● **GOAL**: Copy out all lines in the data below containing the string "title".
── STORED RECORDS ──
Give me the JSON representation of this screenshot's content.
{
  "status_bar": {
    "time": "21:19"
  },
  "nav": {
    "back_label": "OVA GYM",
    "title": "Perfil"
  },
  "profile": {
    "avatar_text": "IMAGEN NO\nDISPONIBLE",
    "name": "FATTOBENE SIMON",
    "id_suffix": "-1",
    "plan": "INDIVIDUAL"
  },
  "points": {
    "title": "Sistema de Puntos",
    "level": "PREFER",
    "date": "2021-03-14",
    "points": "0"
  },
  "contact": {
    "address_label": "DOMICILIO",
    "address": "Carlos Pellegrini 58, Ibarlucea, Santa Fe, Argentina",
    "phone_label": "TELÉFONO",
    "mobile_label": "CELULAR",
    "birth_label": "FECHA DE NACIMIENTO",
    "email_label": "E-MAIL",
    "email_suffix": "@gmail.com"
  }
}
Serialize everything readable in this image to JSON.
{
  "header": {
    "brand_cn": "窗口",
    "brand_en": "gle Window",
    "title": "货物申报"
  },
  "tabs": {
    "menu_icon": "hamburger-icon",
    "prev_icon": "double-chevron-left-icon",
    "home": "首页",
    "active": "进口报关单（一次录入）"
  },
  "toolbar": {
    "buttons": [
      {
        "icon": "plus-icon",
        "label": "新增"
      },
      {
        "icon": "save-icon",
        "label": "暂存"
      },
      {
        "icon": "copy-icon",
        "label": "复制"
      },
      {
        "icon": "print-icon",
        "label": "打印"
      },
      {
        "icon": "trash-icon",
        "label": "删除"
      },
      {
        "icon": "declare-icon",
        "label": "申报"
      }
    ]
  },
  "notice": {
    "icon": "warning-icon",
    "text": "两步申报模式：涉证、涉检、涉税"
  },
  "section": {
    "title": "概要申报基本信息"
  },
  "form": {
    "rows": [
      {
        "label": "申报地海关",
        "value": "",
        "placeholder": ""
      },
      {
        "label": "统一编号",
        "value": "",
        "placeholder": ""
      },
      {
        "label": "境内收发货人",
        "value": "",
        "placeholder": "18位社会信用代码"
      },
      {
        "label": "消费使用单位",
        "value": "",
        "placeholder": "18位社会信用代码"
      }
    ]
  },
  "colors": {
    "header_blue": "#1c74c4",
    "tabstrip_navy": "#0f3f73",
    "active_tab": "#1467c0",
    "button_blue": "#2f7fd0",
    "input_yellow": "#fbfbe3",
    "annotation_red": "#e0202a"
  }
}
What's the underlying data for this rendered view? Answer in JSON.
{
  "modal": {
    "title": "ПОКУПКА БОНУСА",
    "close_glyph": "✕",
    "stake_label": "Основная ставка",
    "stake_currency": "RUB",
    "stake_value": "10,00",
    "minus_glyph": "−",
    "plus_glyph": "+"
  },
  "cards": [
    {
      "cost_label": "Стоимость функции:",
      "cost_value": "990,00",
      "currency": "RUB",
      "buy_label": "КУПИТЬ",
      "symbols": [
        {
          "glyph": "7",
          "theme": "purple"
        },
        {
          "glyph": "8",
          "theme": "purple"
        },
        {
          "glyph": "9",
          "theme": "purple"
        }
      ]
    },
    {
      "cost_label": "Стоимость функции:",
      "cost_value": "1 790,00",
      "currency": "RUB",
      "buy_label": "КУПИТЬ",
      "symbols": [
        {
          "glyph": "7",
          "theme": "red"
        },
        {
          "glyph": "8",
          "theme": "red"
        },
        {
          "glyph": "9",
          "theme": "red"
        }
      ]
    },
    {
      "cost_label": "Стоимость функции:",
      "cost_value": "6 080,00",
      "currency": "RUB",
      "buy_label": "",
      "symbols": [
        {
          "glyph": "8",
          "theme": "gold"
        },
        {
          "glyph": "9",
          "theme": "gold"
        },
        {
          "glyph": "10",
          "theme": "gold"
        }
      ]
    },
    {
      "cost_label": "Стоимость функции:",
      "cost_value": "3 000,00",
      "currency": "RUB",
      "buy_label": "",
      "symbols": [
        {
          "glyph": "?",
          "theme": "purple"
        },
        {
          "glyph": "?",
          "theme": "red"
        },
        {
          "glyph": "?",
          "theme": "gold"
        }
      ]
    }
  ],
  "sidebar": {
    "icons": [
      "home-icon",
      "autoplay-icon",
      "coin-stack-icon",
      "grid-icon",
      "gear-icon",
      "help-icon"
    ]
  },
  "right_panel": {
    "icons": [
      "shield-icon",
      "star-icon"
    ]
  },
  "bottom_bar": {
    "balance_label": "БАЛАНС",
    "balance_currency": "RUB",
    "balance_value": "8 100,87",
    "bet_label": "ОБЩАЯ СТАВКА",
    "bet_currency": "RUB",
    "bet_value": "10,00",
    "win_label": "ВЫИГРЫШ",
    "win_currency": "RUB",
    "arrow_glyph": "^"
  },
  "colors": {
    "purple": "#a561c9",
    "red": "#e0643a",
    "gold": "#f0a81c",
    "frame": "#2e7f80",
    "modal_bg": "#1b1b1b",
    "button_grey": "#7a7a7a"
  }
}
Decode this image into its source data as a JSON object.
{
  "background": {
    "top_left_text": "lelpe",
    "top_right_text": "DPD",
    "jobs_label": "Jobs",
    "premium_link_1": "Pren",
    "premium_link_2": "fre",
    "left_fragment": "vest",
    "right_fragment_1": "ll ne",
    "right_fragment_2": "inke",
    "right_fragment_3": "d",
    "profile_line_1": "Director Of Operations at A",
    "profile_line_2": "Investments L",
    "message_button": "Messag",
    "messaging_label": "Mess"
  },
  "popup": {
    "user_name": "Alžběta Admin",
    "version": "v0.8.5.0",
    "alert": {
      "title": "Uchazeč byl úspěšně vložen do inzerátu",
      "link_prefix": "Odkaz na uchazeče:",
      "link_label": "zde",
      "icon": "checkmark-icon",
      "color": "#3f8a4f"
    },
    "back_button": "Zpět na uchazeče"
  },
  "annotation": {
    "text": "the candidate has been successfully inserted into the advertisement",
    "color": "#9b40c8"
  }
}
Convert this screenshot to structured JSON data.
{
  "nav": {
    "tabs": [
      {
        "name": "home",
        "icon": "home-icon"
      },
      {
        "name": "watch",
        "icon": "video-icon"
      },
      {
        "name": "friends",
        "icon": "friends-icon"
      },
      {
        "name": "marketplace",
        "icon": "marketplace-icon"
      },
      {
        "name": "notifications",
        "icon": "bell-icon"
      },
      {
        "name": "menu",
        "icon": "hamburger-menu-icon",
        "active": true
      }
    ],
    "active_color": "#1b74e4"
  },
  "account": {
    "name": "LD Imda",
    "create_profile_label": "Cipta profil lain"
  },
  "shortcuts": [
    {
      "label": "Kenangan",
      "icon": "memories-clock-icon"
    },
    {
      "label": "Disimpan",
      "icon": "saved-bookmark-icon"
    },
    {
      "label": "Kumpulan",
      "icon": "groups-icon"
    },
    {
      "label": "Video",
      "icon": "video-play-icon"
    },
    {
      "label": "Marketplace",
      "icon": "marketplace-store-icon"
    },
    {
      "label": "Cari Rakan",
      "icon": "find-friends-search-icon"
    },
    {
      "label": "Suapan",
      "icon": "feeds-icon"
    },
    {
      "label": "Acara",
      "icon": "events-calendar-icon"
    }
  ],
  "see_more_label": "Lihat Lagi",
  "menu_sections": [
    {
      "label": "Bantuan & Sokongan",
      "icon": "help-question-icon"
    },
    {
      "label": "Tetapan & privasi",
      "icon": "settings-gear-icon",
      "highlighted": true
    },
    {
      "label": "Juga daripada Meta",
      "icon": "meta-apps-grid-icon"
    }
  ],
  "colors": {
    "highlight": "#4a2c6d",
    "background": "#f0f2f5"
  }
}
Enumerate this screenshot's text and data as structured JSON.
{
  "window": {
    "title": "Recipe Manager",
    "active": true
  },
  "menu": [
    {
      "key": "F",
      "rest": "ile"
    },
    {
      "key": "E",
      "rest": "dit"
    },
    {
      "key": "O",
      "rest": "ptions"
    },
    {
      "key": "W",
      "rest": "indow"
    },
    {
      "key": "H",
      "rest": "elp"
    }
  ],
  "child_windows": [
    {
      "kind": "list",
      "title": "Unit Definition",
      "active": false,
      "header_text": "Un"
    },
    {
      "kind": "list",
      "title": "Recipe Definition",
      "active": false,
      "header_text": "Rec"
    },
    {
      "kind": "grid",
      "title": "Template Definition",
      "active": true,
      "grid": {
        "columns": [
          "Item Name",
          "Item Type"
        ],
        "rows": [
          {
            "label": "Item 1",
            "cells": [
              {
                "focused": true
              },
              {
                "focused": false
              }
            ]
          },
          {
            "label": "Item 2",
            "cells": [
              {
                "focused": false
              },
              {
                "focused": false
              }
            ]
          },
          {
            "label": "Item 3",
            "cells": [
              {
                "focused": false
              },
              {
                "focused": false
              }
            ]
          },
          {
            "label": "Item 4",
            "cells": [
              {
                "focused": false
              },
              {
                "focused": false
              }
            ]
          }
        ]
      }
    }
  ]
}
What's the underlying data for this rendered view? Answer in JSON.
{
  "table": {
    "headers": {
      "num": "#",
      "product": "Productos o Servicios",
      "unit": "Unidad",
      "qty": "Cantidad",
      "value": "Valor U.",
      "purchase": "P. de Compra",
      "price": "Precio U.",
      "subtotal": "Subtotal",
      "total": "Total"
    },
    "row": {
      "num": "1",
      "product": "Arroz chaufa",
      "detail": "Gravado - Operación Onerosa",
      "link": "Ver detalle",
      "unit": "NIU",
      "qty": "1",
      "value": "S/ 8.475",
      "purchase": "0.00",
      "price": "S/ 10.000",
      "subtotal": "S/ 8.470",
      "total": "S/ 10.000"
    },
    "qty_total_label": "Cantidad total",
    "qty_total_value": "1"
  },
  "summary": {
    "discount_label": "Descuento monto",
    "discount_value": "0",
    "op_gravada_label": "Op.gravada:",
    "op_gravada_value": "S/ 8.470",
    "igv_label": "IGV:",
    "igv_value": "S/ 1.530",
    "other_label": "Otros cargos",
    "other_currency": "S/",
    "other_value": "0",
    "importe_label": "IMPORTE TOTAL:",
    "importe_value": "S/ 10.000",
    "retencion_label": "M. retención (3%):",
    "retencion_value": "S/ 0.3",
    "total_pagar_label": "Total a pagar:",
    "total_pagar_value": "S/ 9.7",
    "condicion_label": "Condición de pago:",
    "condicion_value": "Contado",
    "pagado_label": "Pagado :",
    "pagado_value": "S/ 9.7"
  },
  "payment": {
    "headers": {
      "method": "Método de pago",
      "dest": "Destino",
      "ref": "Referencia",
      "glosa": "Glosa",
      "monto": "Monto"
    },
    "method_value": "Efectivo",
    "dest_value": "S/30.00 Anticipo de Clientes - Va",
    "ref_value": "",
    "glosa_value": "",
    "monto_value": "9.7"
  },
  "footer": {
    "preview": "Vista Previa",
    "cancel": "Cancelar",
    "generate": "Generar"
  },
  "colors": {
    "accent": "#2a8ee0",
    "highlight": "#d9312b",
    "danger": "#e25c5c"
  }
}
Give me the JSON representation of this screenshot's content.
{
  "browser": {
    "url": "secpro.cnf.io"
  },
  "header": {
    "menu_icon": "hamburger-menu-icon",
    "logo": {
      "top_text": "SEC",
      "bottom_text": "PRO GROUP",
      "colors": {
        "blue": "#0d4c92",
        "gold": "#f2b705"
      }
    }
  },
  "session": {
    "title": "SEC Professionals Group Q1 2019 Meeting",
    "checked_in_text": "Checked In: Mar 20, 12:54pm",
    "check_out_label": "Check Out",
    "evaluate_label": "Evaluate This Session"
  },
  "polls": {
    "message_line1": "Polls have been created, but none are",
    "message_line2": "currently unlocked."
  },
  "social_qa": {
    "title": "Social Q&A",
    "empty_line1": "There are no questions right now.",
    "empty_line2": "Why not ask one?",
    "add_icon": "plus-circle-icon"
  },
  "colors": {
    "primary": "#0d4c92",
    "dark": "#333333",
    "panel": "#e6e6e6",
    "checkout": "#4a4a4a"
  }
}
───
● **EXERCISE OUTPUT**:
    "title": "Perfil"
    "title": "Sistema de Puntos",
    "title": "货物申报"
    "title": "概要申报基本信息"
    "title": "ПОКУПКА БОНУСА",
      "title": "Uchazeč byl úspěšně vložen do inzerátu",
    "title": "Recipe Manager",
      "title": "Unit Definition",
      "title": "Recipe Definition",
      "title": "Template Definition",
    "title": "SEC Professionals Group Q1 2019 Meeting",
    "title": "Social Q&A",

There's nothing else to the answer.